Material for this exercise:
★ ★ ★

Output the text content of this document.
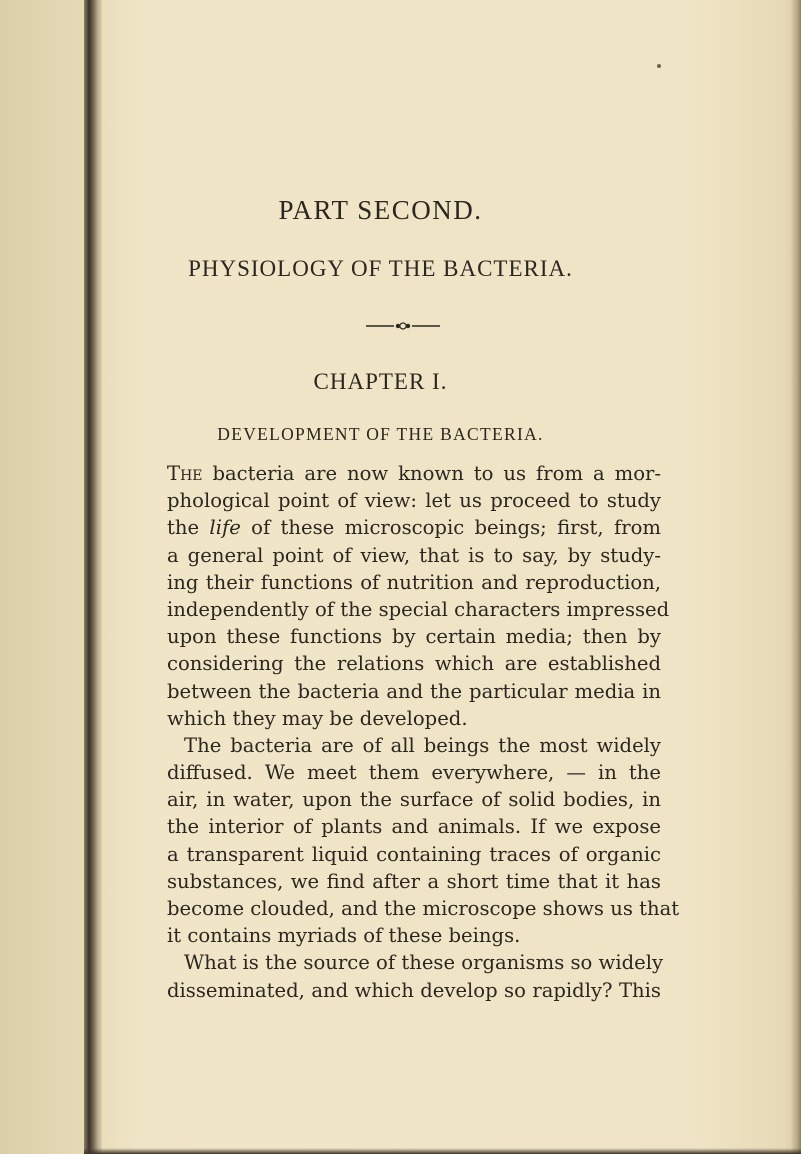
PART SECOND.
PHYSIOLOGY OF THE BACTERIA.
CHAPTER I.
DEVELOPMENT OF THE BACTERIA.
The bacteria are now known to us from a mor-
phological point of view: let us proceed to study
the life of these microscopic beings; first, from
a general point of view, that is to say, by study-
ing their functions of nutrition and reproduction,
independently of the special characters impressed
upon these functions by certain media; then by
considering the relations which are established
between the bacteria and the particular media in
which they may be developed.
The bacteria are of all beings the most widely
diffused. We meet them everywhere, — in the
air, in water, upon the surface of solid bodies, in
the interior of plants and animals. If we expose
a transparent liquid containing traces of organic
substances, we find after a short time that it has
become clouded, and the microscope shows us that
it contains myriads of these beings.
What is the source of these organisms so widely
disseminated, and which develop so rapidly? This
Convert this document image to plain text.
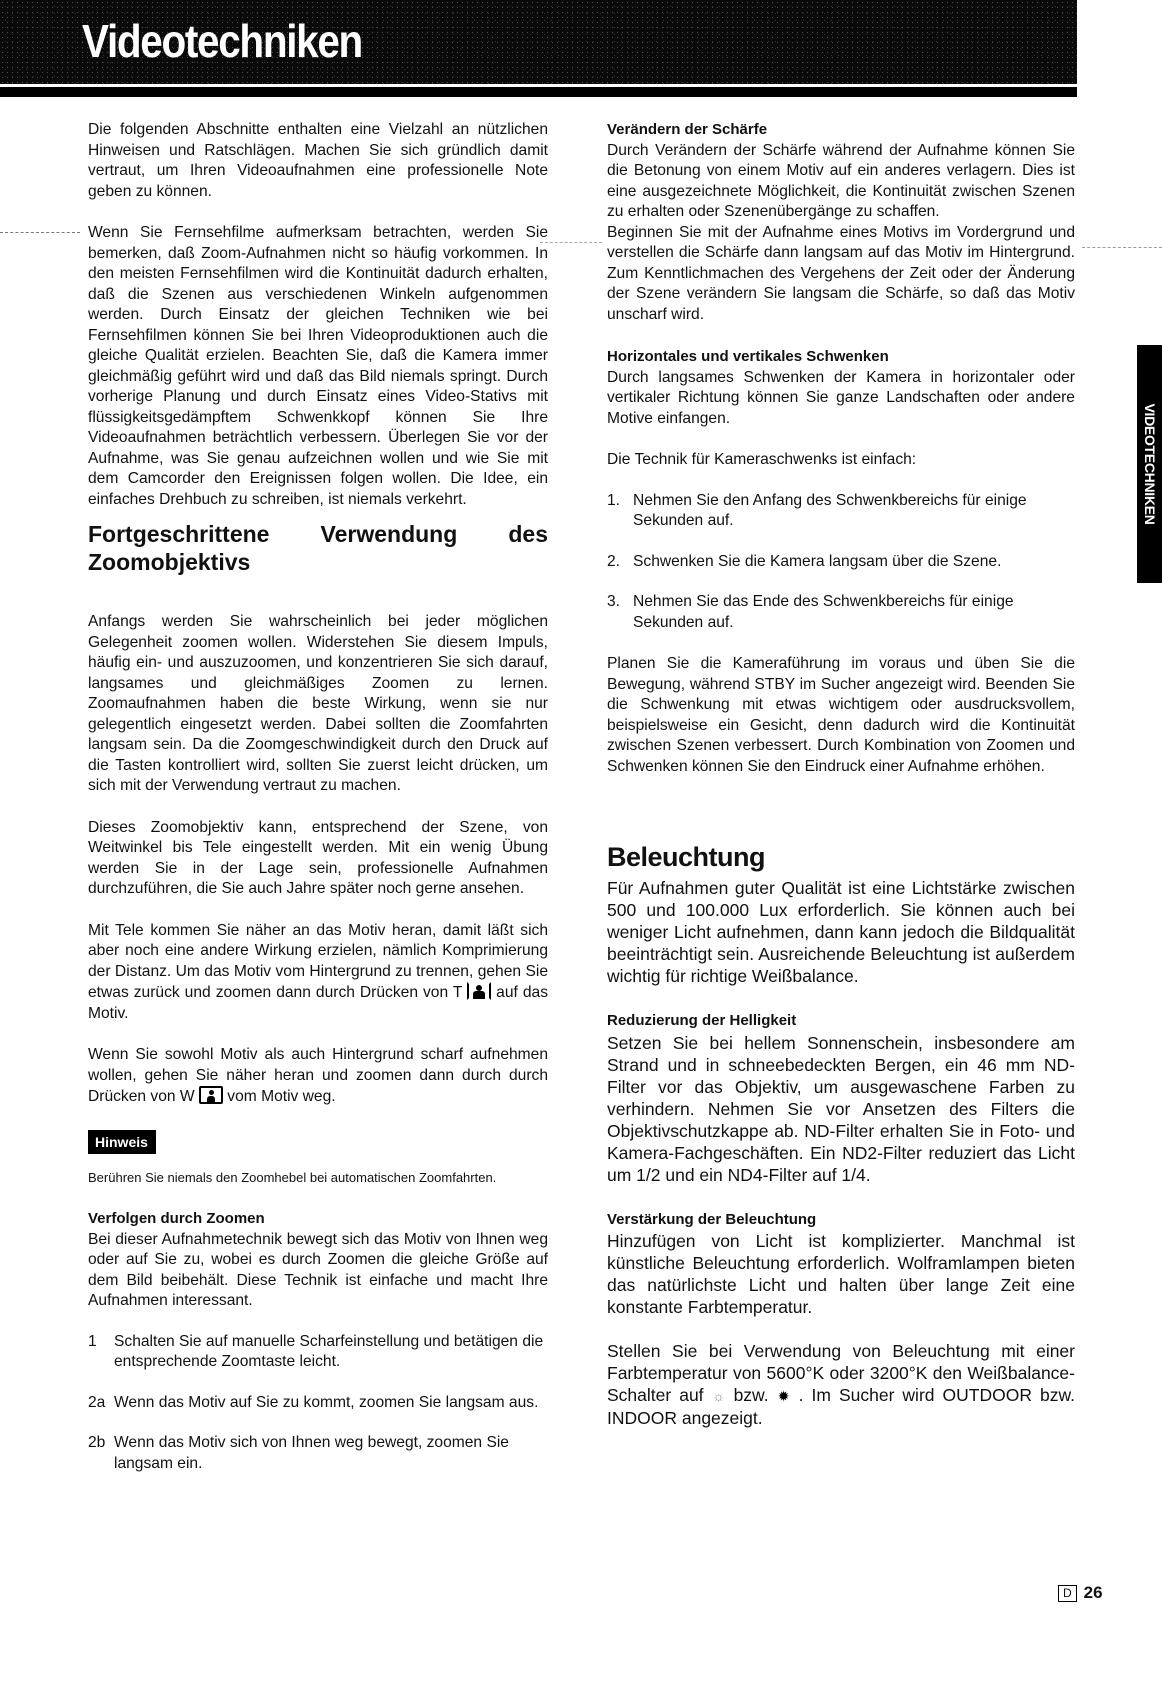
Videotechniken
VIDEOTECHNIKEN

Die folgenden Abschnitte enthalten eine Vielzahl an nützlichen Hinweisen und Ratschlägen. Machen Sie sich gründlich damit vertraut, um Ihren Videoaufnahmen eine professionelle Note geben zu können.

Wenn Sie Fernsehfilme aufmerksam betrachten, werden Sie bemerken, daß Zoom-Aufnahmen nicht so häufig vorkommen. In den meisten Fernsehfilmen wird die Kontinuität dadurch erhalten, daß die Szenen aus verschiedenen Winkeln aufgenommen werden. Durch Einsatz der gleichen Techniken wie bei Fernsehfilmen können Sie bei Ihren Videoproduktionen auch die gleiche Qualität erzielen. Beachten Sie, daß die Kamera immer gleichmäßig geführt wird und daß das Bild niemals springt. Durch vorherige Planung und durch Einsatz eines Video-Stativs mit flüssigkeitsgedämpftem Schwenkkopf können Sie Ihre Videoaufnahmen beträchtlich verbessern. Überlegen Sie vor der Aufnahme, was Sie genau aufzeichnen wollen und wie Sie mit dem Camcorder den Ereignissen folgen wollen. Die Idee, ein einfaches Drehbuch zu schreiben, ist niemals verkehrt.

Fortgeschrittene Verwendung des Zoomobjektivs

Anfangs werden Sie wahrscheinlich bei jeder möglichen Gelegenheit zoomen wollen. Widerstehen Sie diesem Impuls, häufig ein- und auszuzoomen, und konzentrieren Sie sich darauf, langsames und gleichmäßiges Zoomen zu lernen. Zoomaufnahmen haben die beste Wirkung, wenn sie nur gelegentlich eingesetzt werden. Dabei sollten die Zoomfahrten langsam sein. Da die Zoomgeschwindigkeit durch den Druck auf die Tasten kontrolliert wird, sollten Sie zuerst leicht drücken, um sich mit der Verwendung vertraut zu machen.

Dieses Zoomobjektiv kann, entsprechend der Szene, von Weitwinkel bis Tele eingestellt werden. Mit ein wenig Übung werden Sie in der Lage sein, professionelle Aufnahmen durchzuführen, die Sie auch Jahre später noch gerne ansehen.

Mit Tele kommen Sie näher an das Motiv heran, damit läßt sich aber noch eine andere Wirkung erzielen, nämlich Komprimierung der Distanz. Um das Motiv vom Hintergrund zu trennen, gehen Sie etwas zurück und zoomen dann durch Drücken von T auf das Motiv.

Wenn Sie sowohl Motiv als auch Hintergrund scharf aufnehmen wollen, gehen Sie näher heran und zoomen dann durch durch Drücken von W vom Motiv weg.

Hinweis

Berühren Sie niemals den Zoomhebel bei automatischen Zoomfahrten.

Verfolgen durch Zoomen

Bei dieser Aufnahmetechnik bewegt sich das Motiv von Ihnen weg oder auf Sie zu, wobei es durch Zoomen die gleiche Größe auf dem Bild beibehält. Diese Technik ist einfache und macht Ihre Aufnahmen interessant.

1	Schalten Sie auf manuelle Scharfeinstellung und betätigen die entsprechende Zoomtaste leicht.
2a Wenn das Motiv auf Sie zu kommt, zoomen Sie langsam aus.
2b Wenn das Motiv sich von Ihnen weg bewegt, zoomen Sie langsam ein.
Verändern der Schärfe

Durch Verändern der Schärfe während der Aufnahme können Sie die Betonung von einem Motiv auf ein anderes verlagern. Dies ist eine ausgezeichnete Möglichkeit, die Kontinuität zwischen Szenen zu erhalten oder Szenenübergänge zu schaffen.

Beginnen Sie mit der Aufnahme eines Motivs im Vordergrund und verstellen die Schärfe dann langsam auf das Motiv im Hintergrund. Zum Kenntlichmachen des Vergehens der Zeit oder der Änderung der Szene verändern Sie langsam die Schärfe, so daß das Motiv unscharf wird.

Horizontales und vertikales Schwenken

Durch langsames Schwenken der Kamera in horizontaler oder vertikaler Richtung können Sie ganze Landschaften oder andere Motive einfangen.

Die Technik für Kameraschwenks ist einfach:

1. Nehmen Sie den Anfang des Schwenkbereichs für einige Sekunden auf.
2. Schwenken Sie die Kamera langsam über die Szene.
3. Nehmen Sie das Ende des Schwenkbereichs für einige Sekunden auf.

Planen Sie die Kameraführung im voraus und üben Sie die Bewegung, während STBY im Sucher angezeigt wird. Beenden Sie die Schwenkung mit etwas wichtigem oder ausdrucksvollem, beispielsweise ein Gesicht, denn dadurch wird die Kontinuität zwischen Szenen verbessert. Durch Kombination von Zoomen und Schwenken können Sie den Eindruck einer Aufnahme erhöhen.

Beleuchtung

Für Aufnahmen guter Qualität ist eine Lichtstärke zwischen 500 und 100.000 Lux erforderlich. Sie können auch bei weniger Licht aufnehmen, dann kann jedoch die Bildqualität beeinträchtigt sein. Ausreichende Beleuchtung ist außerdem wichtig für richtige Weißbalance.

Reduzierung der Helligkeit

Setzen Sie bei hellem Sonnenschein, insbesondere am Strand und in schneebedeckten Bergen, ein 46 mm ND-Filter vor das Objektiv, um ausgewaschene Farben zu verhindern. Nehmen Sie vor Ansetzen des Filters die Objektivschutzkappe ab. ND-Filter erhalten Sie in Foto- und Kamera-Fachgeschäften. Ein ND2-Filter reduziert das Licht um 1/2 und ein ND4-Filter auf 1/4.

Verstärkung der Beleuchtung

Hinzufügen von Licht ist komplizierter. Manchmal ist künstliche Beleuchtung erforderlich. Wolframlampen bieten das natürlichste Licht und halten über lange Zeit eine konstante Farbtemperatur.

Stellen Sie bei Verwendung von Beleuchtung mit einer Farbtemperatur von 5600°K oder 3200°K den Weißbalance-Schalter auf ☼ bzw. ✹ . Im Sucher wird OUTDOOR bzw. INDOOR angezeigt.

D 26
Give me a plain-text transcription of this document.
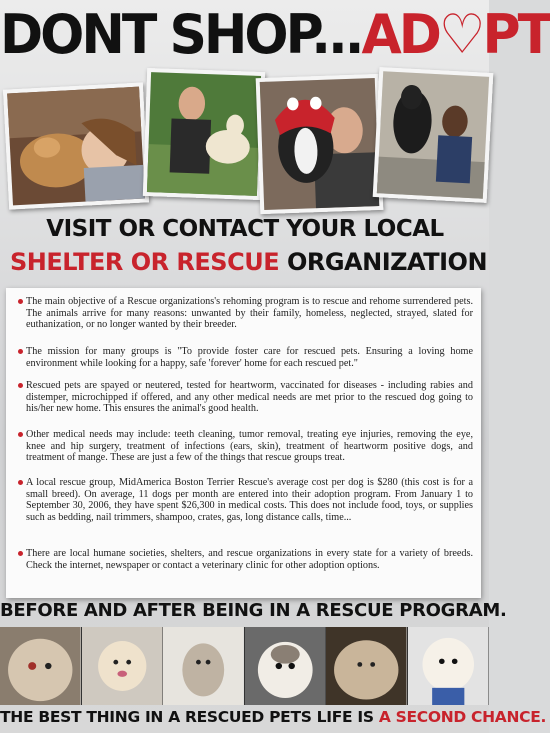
DONT SHOP...AD♡PT
VISIT OR CONTACT YOUR LOCAL
SHELTER OR RESCUE ORGANIZATION
The main objective of a Rescue organizations's rehoming program is to rescue and rehome surrendered pets. The animals arrive for many reasons: unwanted by their family, homeless, neglected, strayed, slated for euthanization, or no longer wanted by their breeder.
The mission for many groups is "To provide foster care for rescued pets. Ensuring a loving home environment while looking for a happy, safe 'forever' home for each rescued pet."
Rescued pets are spayed or neutered, tested for heartworm, vaccinated for diseases - including rabies and distemper, microchipped if offered, and any other medical needs are met prior to the rescued dog going to his/her new home. This ensures the animal's good health.
Other medical needs may include: teeth cleaning, tumor removal, treating eye injuries, removing the eye, knee and hip surgery, treatment of infections (ears, skin), treatment of heartworm positive dogs, and treatment of mange. These are just a few of the things that rescue groups treat.
A local rescue group, MidAmerica Boston Terrier Rescue's average cost per dog is $280 (this cost is for a small breed). On average, 11 dogs per month are entered into their adoption program. From January 1 to September 30, 2006, they have spent $26,300 in medical costs. This does not include food, toys, or supplies such as bedding, nail trimmers, shampoo, crates, gas, long distance calls, time...
There are local humane societies, shelters, and rescue organizations in every state for a variety of breeds. Check the internet, newspaper or contact a veterinary clinic for other adoption options.
BEFORE AND AFTER BEING IN A RESCUE PROGRAM.
THE BEST THING IN A RESCUED PETS LIFE IS A SECOND CHANCE.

★ ★ ★

Task brief: Tally each line above that includes "Verwendung". Reply with the total only.

Reply to the exercise: 3